## Start Listed entries

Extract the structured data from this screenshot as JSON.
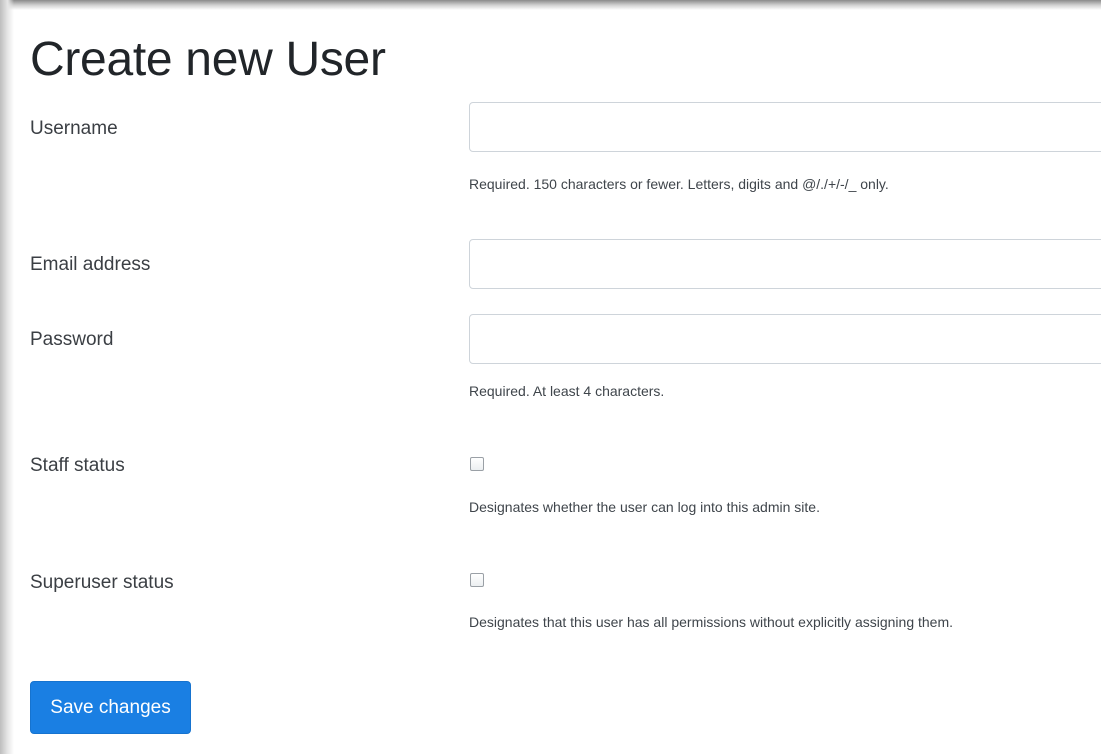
{
  "page": {
    "title": "Create new User"
  },
  "form": {
    "username": {
      "label": "Username",
      "value": "",
      "help": "Required. 150 characters or fewer. Letters, digits and @/./+/-/_ only."
    },
    "email": {
      "label": "Email address",
      "value": ""
    },
    "password": {
      "label": "Password",
      "value": "",
      "help": "Required. At least 4 characters."
    },
    "staff_status": {
      "label": "Staff status",
      "checked": false,
      "help": "Designates whether the user can log into this admin site."
    },
    "superuser_status": {
      "label": "Superuser status",
      "checked": false,
      "help": "Designates that this user has all permissions without explicitly assigning them."
    }
  },
  "actions": {
    "save_label": "Save changes"
  },
  "colors": {
    "primary": "#1a7fe3",
    "border": "#ced4da",
    "text": "#212529"
  }
}
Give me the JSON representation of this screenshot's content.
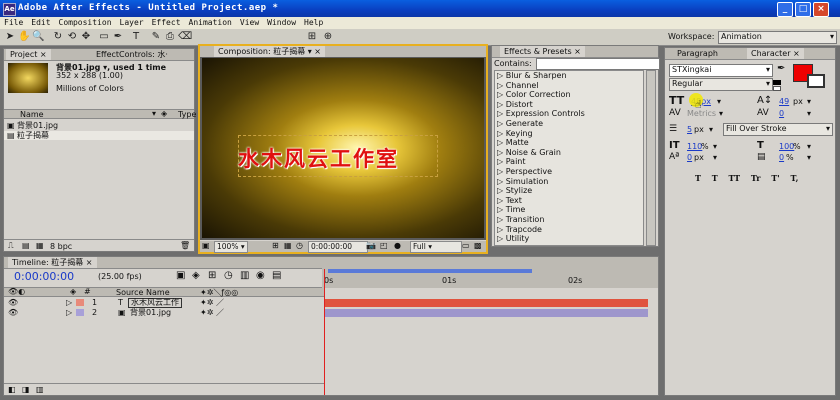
{
  "window": {
    "title": "Adobe After Effects - Untitled Project.aep *",
    "min": "_",
    "max": "□",
    "close": "×"
  },
  "menu": [
    "File",
    "Edit",
    "Composition",
    "Layer",
    "Effect",
    "Animation",
    "View",
    "Window",
    "Help"
  ],
  "workspace": {
    "label": "Workspace:",
    "value": "Animation"
  },
  "project": {
    "tab_project": "Project",
    "tab_effect_controls": "EffectControls: 水·",
    "item_title": "背景01.jpg ▾, used 1 time",
    "item_dims": "352 x 288 (1.00)",
    "item_colors": "Millions of Colors",
    "col_name": "Name",
    "col_type": "Type",
    "items": [
      "背景01.jpg",
      "粒子揭幕"
    ],
    "bpc": "8 bpc"
  },
  "composition": {
    "tab": "Composition: 粒子揭幕",
    "text": "水木风云工作室",
    "zoom": "100%",
    "timecode": "0:00:00:00",
    "resolution": "Full"
  },
  "effects": {
    "tab": "Effects & Presets",
    "contains_label": "Contains:",
    "items": [
      "Blur & Sharpen",
      "Channel",
      "Color Correction",
      "Distort",
      "Expression Controls",
      "Generate",
      "Keying",
      "Matte",
      "Noise & Grain",
      "Paint",
      "Perspective",
      "Simulation",
      "Stylize",
      "Text",
      "Time",
      "Transition",
      "Trapcode",
      "Utility"
    ]
  },
  "character": {
    "tab_paragraph": "Paragraph",
    "tab_character": "Character",
    "font": "STXingkai",
    "style": "Regular",
    "size": "48px",
    "leading": "49",
    "leading_unit": "px",
    "kerning": "Metrics",
    "tracking": "0",
    "stroke_width": "5",
    "stroke_unit": "px",
    "stroke_type": "Fill Over Stroke",
    "vscale": "110",
    "hscale": "100",
    "pct": "%",
    "baseline": "0",
    "tsume": "0",
    "fill_color": "#ee0000",
    "stroke_color": "#ffffff",
    "styles": [
      "T",
      "T",
      "TT",
      "Tr",
      "T'",
      "T,"
    ]
  },
  "timeline": {
    "tab": "Timeline: 粒子揭幕",
    "timecode": "0:00:00:00",
    "fps": "(25.00 fps)",
    "col_source": "Source Name",
    "ruler": [
      "0s",
      "01s",
      "02s"
    ],
    "layers": [
      {
        "num": "1",
        "type": "T",
        "name": "水木风云工作",
        "color": "#e88a7a",
        "bar": "#e0533e"
      },
      {
        "num": "2",
        "type": "",
        "name": "背景01.jpg",
        "color": "#a8a0d8",
        "bar": "#9e96cc"
      }
    ]
  }
}
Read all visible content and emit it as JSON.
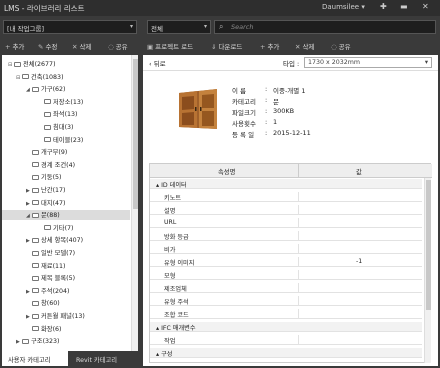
{
  "titlebar": {
    "title": "LMS - 라이브러리 리스트",
    "user": "Daumsilee",
    "user_caret": "▾",
    "icons": [
      "pin-icon",
      "minimize-icon",
      "close-icon"
    ]
  },
  "left_combo": {
    "value": "[내 작업그룹]"
  },
  "right_combo": {
    "value": "전체"
  },
  "search": {
    "placeholder": "Search"
  },
  "left_toolbar": [
    {
      "icon": "add-icon",
      "label": "추가"
    },
    {
      "icon": "edit-icon",
      "label": "수정"
    },
    {
      "icon": "delete-icon",
      "label": "삭제"
    },
    {
      "icon": "share-icon",
      "label": "공유"
    }
  ],
  "right_toolbar": [
    {
      "icon": "project-load-icon",
      "label": "프로젝트 로드"
    },
    {
      "icon": "download-icon",
      "label": "다운로드"
    },
    {
      "icon": "add-icon",
      "label": "추가"
    },
    {
      "icon": "delete-icon",
      "label": "삭제"
    },
    {
      "icon": "share-icon",
      "label": "공유"
    }
  ],
  "tree": [
    {
      "label": "전체(2677)",
      "level": 0,
      "expander": "⊟"
    },
    {
      "label": "건축(1083)",
      "level": 1,
      "expander": "⊟"
    },
    {
      "label": "가구(62)",
      "level": 2,
      "expander": "◢"
    },
    {
      "label": "저장소(13)",
      "level": 3,
      "expander": ""
    },
    {
      "label": "좌석(13)",
      "level": 3,
      "expander": ""
    },
    {
      "label": "침대(3)",
      "level": 3,
      "expander": ""
    },
    {
      "label": "테이블(23)",
      "level": 3,
      "expander": ""
    },
    {
      "label": "개구부(9)",
      "level": 2,
      "expander": ""
    },
    {
      "label": "경계 조건(4)",
      "level": 2,
      "expander": ""
    },
    {
      "label": "기둥(5)",
      "level": 2,
      "expander": ""
    },
    {
      "label": "난간(17)",
      "level": 2,
      "expander": "▶"
    },
    {
      "label": "대지(47)",
      "level": 2,
      "expander": "▶"
    },
    {
      "label": "문(88)",
      "level": 2,
      "expander": "◢",
      "selected": true
    },
    {
      "label": "기타(7)",
      "level": 3,
      "expander": ""
    },
    {
      "label": "상세 항목(407)",
      "level": 2,
      "expander": "▶"
    },
    {
      "label": "일반 모델(7)",
      "level": 2,
      "expander": ""
    },
    {
      "label": "재료(11)",
      "level": 2,
      "expander": ""
    },
    {
      "label": "제목 블록(5)",
      "level": 2,
      "expander": ""
    },
    {
      "label": "주석(204)",
      "level": 2,
      "expander": "▶"
    },
    {
      "label": "창(60)",
      "level": 2,
      "expander": ""
    },
    {
      "label": "커튼월 패널(13)",
      "level": 2,
      "expander": "▶"
    },
    {
      "label": "화장(6)",
      "level": 2,
      "expander": ""
    },
    {
      "label": "구조(323)",
      "level": 1,
      "expander": "▶"
    }
  ],
  "bottom_tabs": [
    "사용자 카테고리",
    "Revit 카테고리"
  ],
  "nav": {
    "back_label": "뒤로",
    "type_label": "타입 :",
    "type_value": "1730 x 2032mm"
  },
  "details": [
    {
      "key": "이      름",
      "value": "이중-개별 1"
    },
    {
      "key": "카테고리",
      "value": "문"
    },
    {
      "key": "파일크기",
      "value": "300KB"
    },
    {
      "key": "사용횟수",
      "value": "1"
    },
    {
      "key": "등 록 일",
      "value": "2015-12-11"
    }
  ],
  "grid": {
    "headers": [
      "속성명",
      "값"
    ],
    "rows": [
      {
        "cat": true,
        "name": "ID 데이터",
        "value": ""
      },
      {
        "name": "키노트",
        "value": ""
      },
      {
        "name": "설명",
        "value": ""
      },
      {
        "name": "URL",
        "value": ""
      },
      {
        "name": "방화 등급",
        "value": ""
      },
      {
        "name": "비가",
        "value": ""
      },
      {
        "name": "유형 이미지",
        "value": "-1"
      },
      {
        "name": "모형",
        "value": ""
      },
      {
        "name": "제조업체",
        "value": ""
      },
      {
        "name": "유형 주석",
        "value": ""
      },
      {
        "name": "조합 코드",
        "value": ""
      },
      {
        "cat": true,
        "name": "IFC 매개변수",
        "value": ""
      },
      {
        "name": "작업",
        "value": ""
      },
      {
        "cat": true,
        "name": "구성",
        "value": ""
      }
    ]
  },
  "colors": {
    "titlebar": "#2e2e2e",
    "toolbar": "#3a3a3a",
    "panel": "#ffffff",
    "selection": "#dcdcdc"
  }
}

## End Listed entries

> [Task to carry out]: Scan the entries above for the word "JSON" and collect each line holding it.

> [Exercise response]:
Extract the structured data from this screenshot as JSON.
Give me the JSON representation of this screenshot's content.
Read all visible content and emit it as JSON.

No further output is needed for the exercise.